** BEGIN Dataset **
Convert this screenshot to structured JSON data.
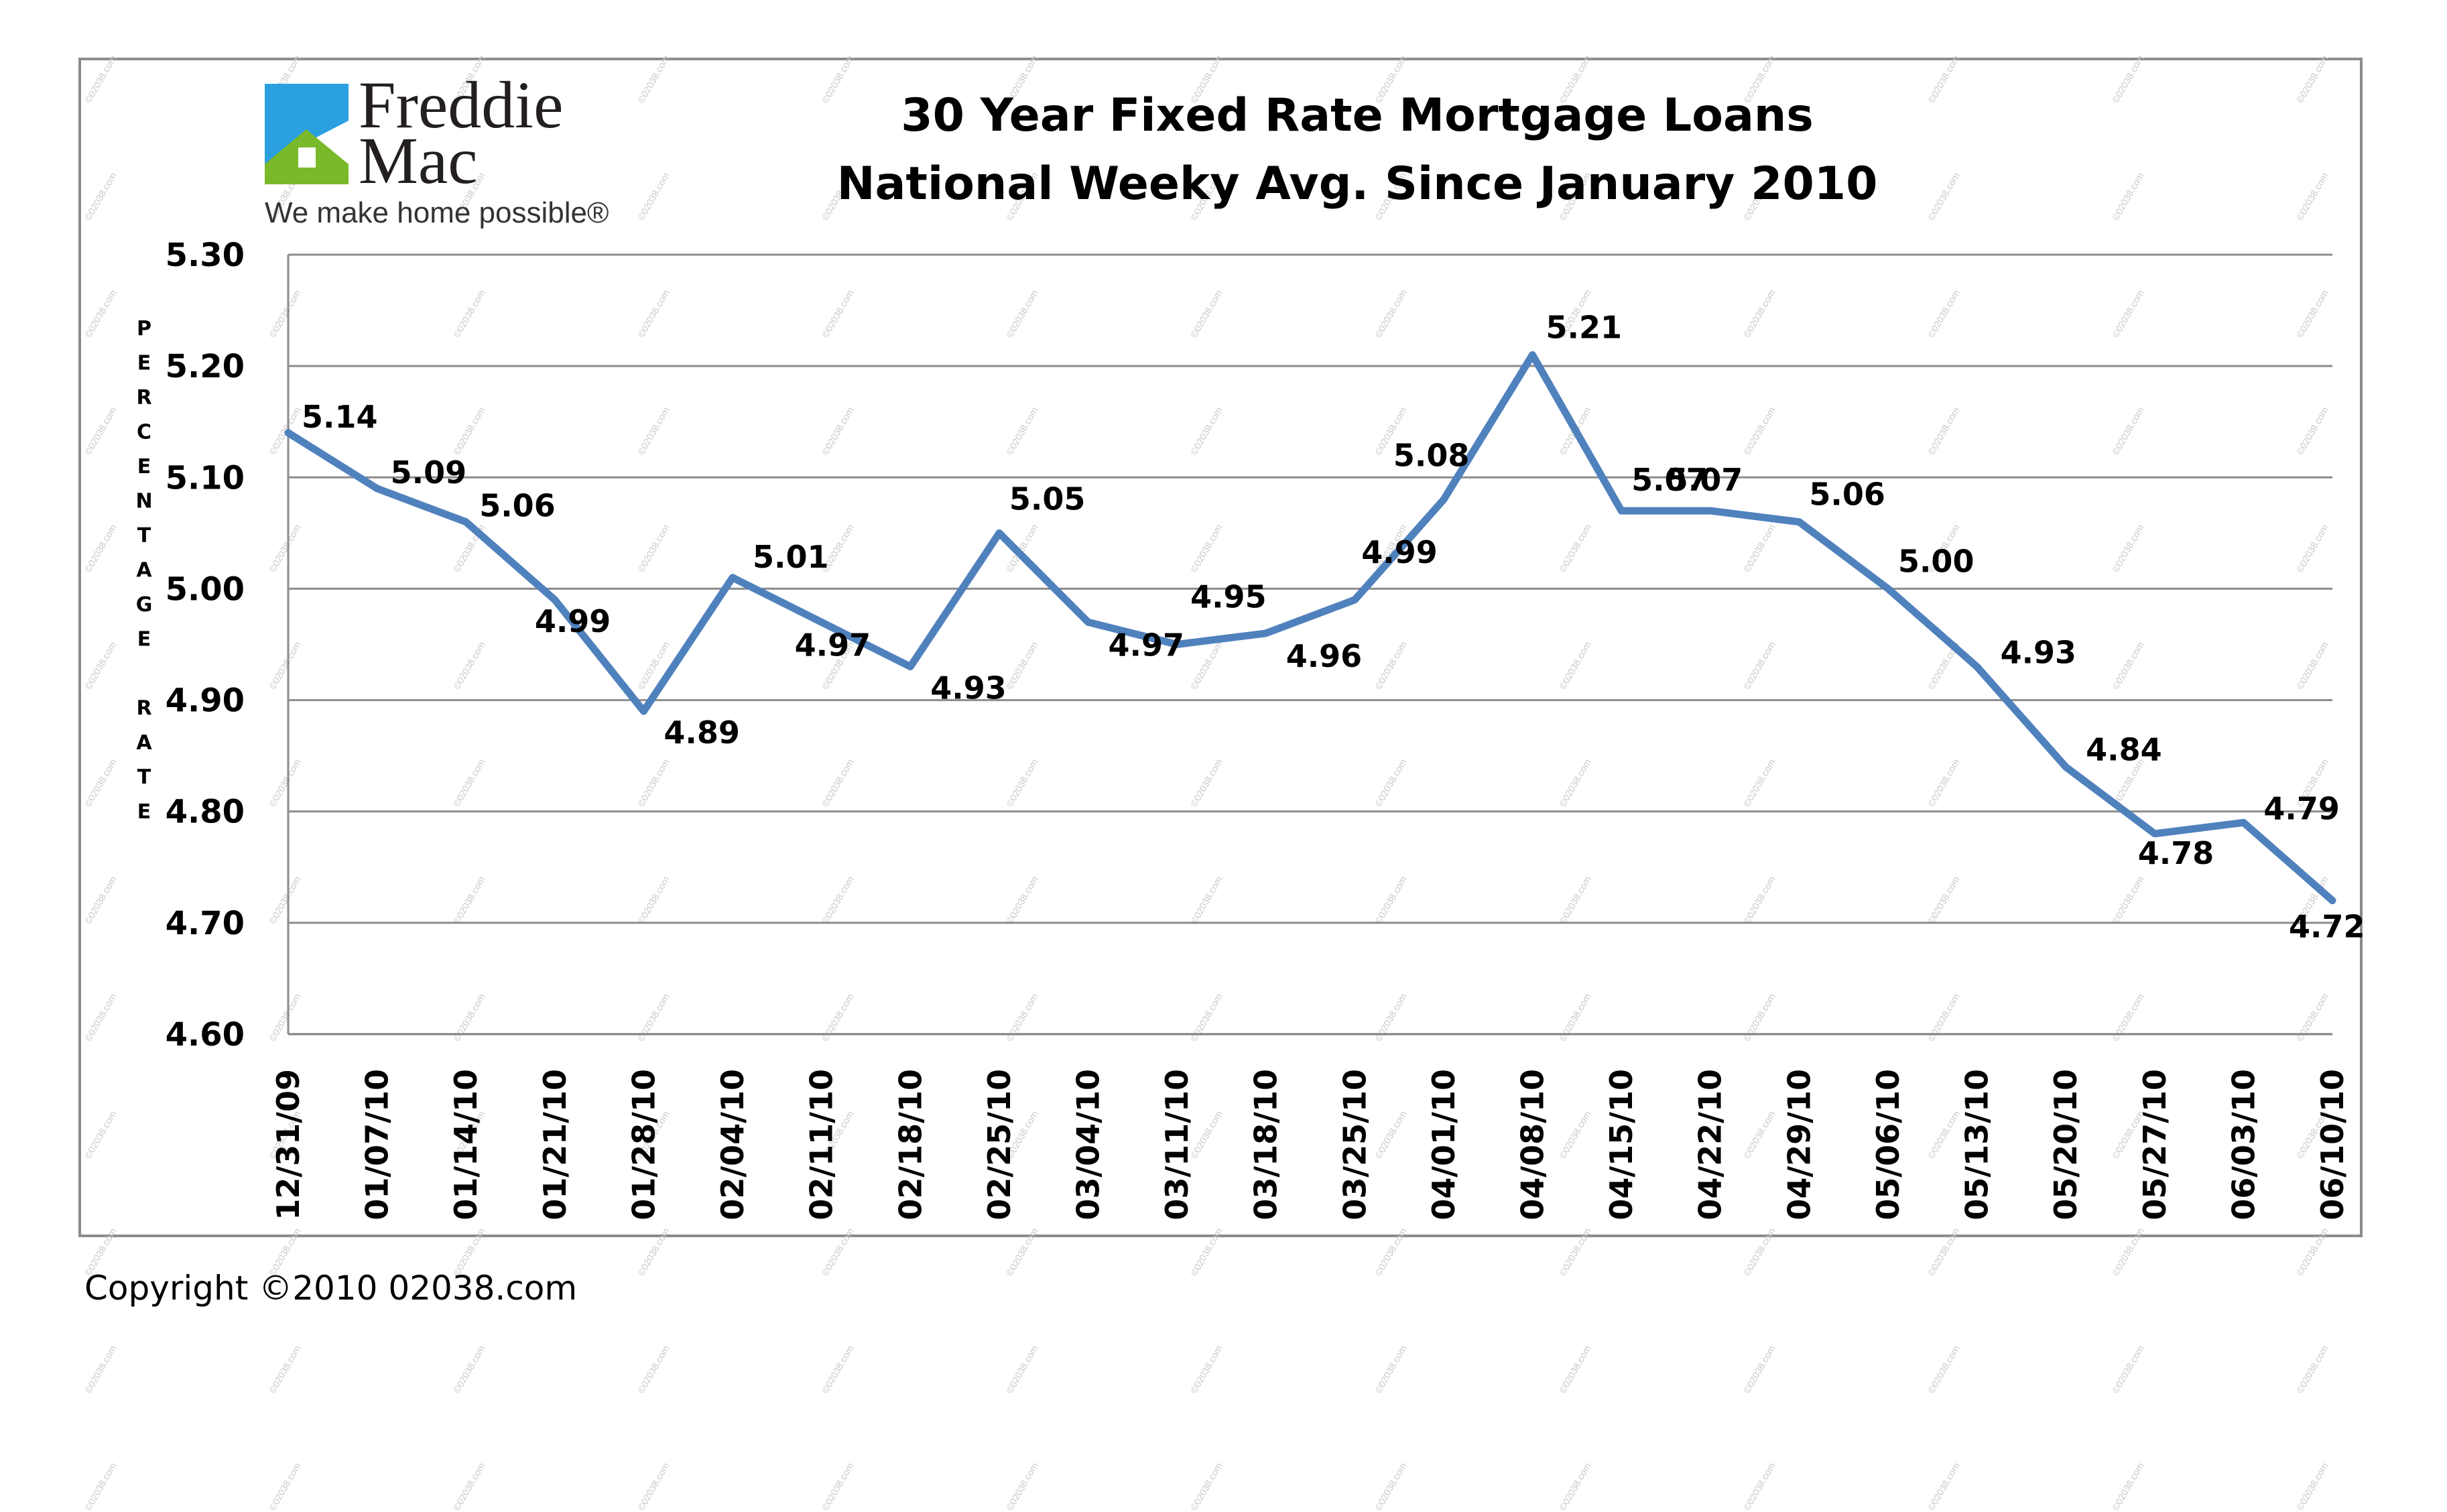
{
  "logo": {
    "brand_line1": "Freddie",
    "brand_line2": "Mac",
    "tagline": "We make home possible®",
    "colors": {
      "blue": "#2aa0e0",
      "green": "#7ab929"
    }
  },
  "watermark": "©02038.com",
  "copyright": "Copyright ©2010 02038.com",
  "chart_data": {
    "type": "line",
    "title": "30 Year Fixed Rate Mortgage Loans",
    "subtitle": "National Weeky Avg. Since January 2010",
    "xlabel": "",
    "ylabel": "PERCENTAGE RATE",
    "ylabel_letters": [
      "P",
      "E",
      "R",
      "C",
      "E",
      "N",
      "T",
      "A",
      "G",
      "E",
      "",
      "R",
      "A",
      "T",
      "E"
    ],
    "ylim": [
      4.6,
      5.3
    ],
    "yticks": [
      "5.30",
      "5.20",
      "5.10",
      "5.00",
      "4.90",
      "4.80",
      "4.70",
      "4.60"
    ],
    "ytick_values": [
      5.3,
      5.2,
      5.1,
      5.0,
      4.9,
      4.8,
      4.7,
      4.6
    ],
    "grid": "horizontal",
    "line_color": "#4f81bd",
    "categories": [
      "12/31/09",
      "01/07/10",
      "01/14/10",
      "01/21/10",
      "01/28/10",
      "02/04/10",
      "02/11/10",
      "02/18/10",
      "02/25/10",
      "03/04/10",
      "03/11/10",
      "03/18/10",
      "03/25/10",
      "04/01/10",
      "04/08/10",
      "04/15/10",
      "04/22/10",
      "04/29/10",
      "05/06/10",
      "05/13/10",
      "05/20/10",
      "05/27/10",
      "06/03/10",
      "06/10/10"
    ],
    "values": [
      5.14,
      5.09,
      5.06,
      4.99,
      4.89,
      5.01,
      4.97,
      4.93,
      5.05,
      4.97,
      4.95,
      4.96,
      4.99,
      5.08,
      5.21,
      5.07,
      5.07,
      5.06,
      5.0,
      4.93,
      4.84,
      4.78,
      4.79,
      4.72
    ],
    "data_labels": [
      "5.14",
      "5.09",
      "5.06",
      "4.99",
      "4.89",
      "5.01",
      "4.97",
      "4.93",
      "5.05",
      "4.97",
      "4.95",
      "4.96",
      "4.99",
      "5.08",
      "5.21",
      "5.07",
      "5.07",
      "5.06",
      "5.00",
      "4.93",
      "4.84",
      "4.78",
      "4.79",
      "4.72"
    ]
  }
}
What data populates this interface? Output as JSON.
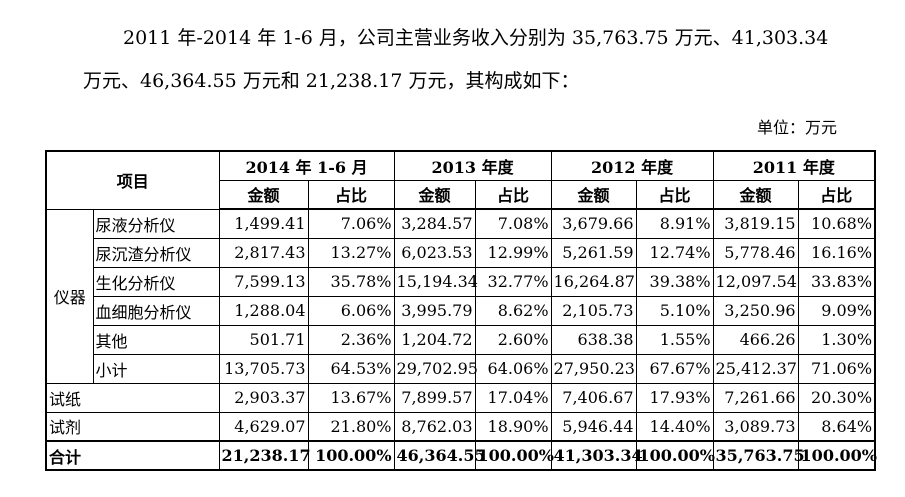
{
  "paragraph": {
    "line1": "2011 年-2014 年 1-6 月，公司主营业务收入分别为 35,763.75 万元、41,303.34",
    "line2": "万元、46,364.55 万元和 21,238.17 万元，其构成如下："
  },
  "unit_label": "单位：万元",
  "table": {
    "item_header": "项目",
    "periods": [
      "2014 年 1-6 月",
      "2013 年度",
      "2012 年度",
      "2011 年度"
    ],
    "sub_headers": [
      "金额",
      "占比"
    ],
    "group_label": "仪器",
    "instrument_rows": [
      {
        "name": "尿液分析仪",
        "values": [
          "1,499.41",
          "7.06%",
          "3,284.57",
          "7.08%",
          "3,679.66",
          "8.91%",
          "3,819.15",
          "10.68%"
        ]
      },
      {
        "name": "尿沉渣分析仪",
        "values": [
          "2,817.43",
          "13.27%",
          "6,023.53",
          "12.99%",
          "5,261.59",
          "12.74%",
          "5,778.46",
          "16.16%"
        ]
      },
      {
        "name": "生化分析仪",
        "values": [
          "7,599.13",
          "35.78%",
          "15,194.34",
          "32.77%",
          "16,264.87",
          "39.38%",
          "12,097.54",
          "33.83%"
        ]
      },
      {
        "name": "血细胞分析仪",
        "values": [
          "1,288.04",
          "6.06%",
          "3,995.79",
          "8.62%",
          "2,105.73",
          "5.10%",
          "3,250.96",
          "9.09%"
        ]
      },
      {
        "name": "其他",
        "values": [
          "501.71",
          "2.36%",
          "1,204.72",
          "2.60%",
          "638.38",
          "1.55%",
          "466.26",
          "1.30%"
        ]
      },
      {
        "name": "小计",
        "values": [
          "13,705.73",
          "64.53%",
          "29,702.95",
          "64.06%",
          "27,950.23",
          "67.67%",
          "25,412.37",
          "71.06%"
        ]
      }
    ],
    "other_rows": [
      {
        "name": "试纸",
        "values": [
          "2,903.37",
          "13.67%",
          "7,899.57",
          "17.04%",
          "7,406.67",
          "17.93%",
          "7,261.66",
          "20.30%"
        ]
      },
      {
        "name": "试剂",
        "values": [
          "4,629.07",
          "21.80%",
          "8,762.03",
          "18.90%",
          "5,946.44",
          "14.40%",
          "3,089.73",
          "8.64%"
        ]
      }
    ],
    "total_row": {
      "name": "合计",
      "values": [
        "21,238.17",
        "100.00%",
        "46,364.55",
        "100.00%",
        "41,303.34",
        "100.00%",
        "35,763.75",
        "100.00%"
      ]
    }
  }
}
** END Dataset **
> [What the task asks]: Restate the records word for word, omitting images.

> [Complete output]:
Convert this screenshot to structured JSON data.
{
  "logo": {
    "brand_line1": "Freddie",
    "brand_line2": "Mac",
    "tagline": "We make home possible®",
    "colors": {
      "blue": "#2aa0e0",
      "green": "#7ab929"
    }
  },
  "watermark": "©02038.com",
  "copyright": "Copyright ©2010 02038.com",
  "chart_data": {
    "type": "line",
    "title": "30 Year Fixed Rate Mortgage Loans",
    "subtitle": "National Weeky Avg. Since January 2010",
    "xlabel": "",
    "ylabel": "PERCENTAGE RATE",
    "ylabel_letters": [
      "P",
      "E",
      "R",
      "C",
      "E",
      "N",
      "T",
      "A",
      "G",
      "E",
      "",
      "R",
      "A",
      "T",
      "E"
    ],
    "ylim": [
      4.6,
      5.3
    ],
    "yticks": [
      "5.30",
      "5.20",
      "5.10",
      "5.00",
      "4.90",
      "4.80",
      "4.70",
      "4.60"
    ],
    "ytick_values": [
      5.3,
      5.2,
      5.1,
      5.0,
      4.9,
      4.8,
      4.7,
      4.6
    ],
    "grid": "horizontal",
    "line_color": "#4f81bd",
    "categories": [
      "12/31/09",
      "01/07/10",
      "01/14/10",
      "01/21/10",
      "01/28/10",
      "02/04/10",
      "02/11/10",
      "02/18/10",
      "02/25/10",
      "03/04/10",
      "03/11/10",
      "03/18/10",
      "03/25/10",
      "04/01/10",
      "04/08/10",
      "04/15/10",
      "04/22/10",
      "04/29/10",
      "05/06/10",
      "05/13/10",
      "05/20/10",
      "05/27/10",
      "06/03/10",
      "06/10/10"
    ],
    "values": [
      5.14,
      5.09,
      5.06,
      4.99,
      4.89,
      5.01,
      4.97,
      4.93,
      5.05,
      4.97,
      4.95,
      4.96,
      4.99,
      5.08,
      5.21,
      5.07,
      5.07,
      5.06,
      5.0,
      4.93,
      4.84,
      4.78,
      4.79,
      4.72
    ],
    "data_labels": [
      "5.14",
      "5.09",
      "5.06",
      "4.99",
      "4.89",
      "5.01",
      "4.97",
      "4.93",
      "5.05",
      "4.97",
      "4.95",
      "4.96",
      "4.99",
      "5.08",
      "5.21",
      "5.07",
      "5.07",
      "5.06",
      "5.00",
      "4.93",
      "4.84",
      "4.78",
      "4.79",
      "4.72"
    ]
  }
}
What data populates this interface? Output as JSON.
{
  "paragraph": {
    "line1": "2011 年-2014 年 1-6 月，公司主营业务收入分别为 35,763.75 万元、41,303.34",
    "line2": "万元、46,364.55 万元和 21,238.17 万元，其构成如下："
  },
  "unit_label": "单位：万元",
  "table": {
    "item_header": "项目",
    "periods": [
      "2014 年 1-6 月",
      "2013 年度",
      "2012 年度",
      "2011 年度"
    ],
    "sub_headers": [
      "金额",
      "占比"
    ],
    "group_label": "仪器",
    "instrument_rows": [
      {
        "name": "尿液分析仪",
        "values": [
          "1,499.41",
          "7.06%",
          "3,284.57",
          "7.08%",
          "3,679.66",
          "8.91%",
          "3,819.15",
          "10.68%"
        ]
      },
      {
        "name": "尿沉渣分析仪",
        "values": [
          "2,817.43",
          "13.27%",
          "6,023.53",
          "12.99%",
          "5,261.59",
          "12.74%",
          "5,778.46",
          "16.16%"
        ]
      },
      {
        "name": "生化分析仪",
        "values": [
          "7,599.13",
          "35.78%",
          "15,194.34",
          "32.77%",
          "16,264.87",
          "39.38%",
          "12,097.54",
          "33.83%"
        ]
      },
      {
        "name": "血细胞分析仪",
        "values": [
          "1,288.04",
          "6.06%",
          "3,995.79",
          "8.62%",
          "2,105.73",
          "5.10%",
          "3,250.96",
          "9.09%"
        ]
      },
      {
        "name": "其他",
        "values": [
          "501.71",
          "2.36%",
          "1,204.72",
          "2.60%",
          "638.38",
          "1.55%",
          "466.26",
          "1.30%"
        ]
      },
      {
        "name": "小计",
        "values": [
          "13,705.73",
          "64.53%",
          "29,702.95",
          "64.06%",
          "27,950.23",
          "67.67%",
          "25,412.37",
          "71.06%"
        ]
      }
    ],
    "other_rows": [
      {
        "name": "试纸",
        "values": [
          "2,903.37",
          "13.67%",
          "7,899.57",
          "17.04%",
          "7,406.67",
          "17.93%",
          "7,261.66",
          "20.30%"
        ]
      },
      {
        "name": "试剂",
        "values": [
          "4,629.07",
          "21.80%",
          "8,762.03",
          "18.90%",
          "5,946.44",
          "14.40%",
          "3,089.73",
          "8.64%"
        ]
      }
    ],
    "total_row": {
      "name": "合计",
      "values": [
        "21,238.17",
        "100.00%",
        "46,364.55",
        "100.00%",
        "41,303.34",
        "100.00%",
        "35,763.75",
        "100.00%"
      ]
    }
  }
}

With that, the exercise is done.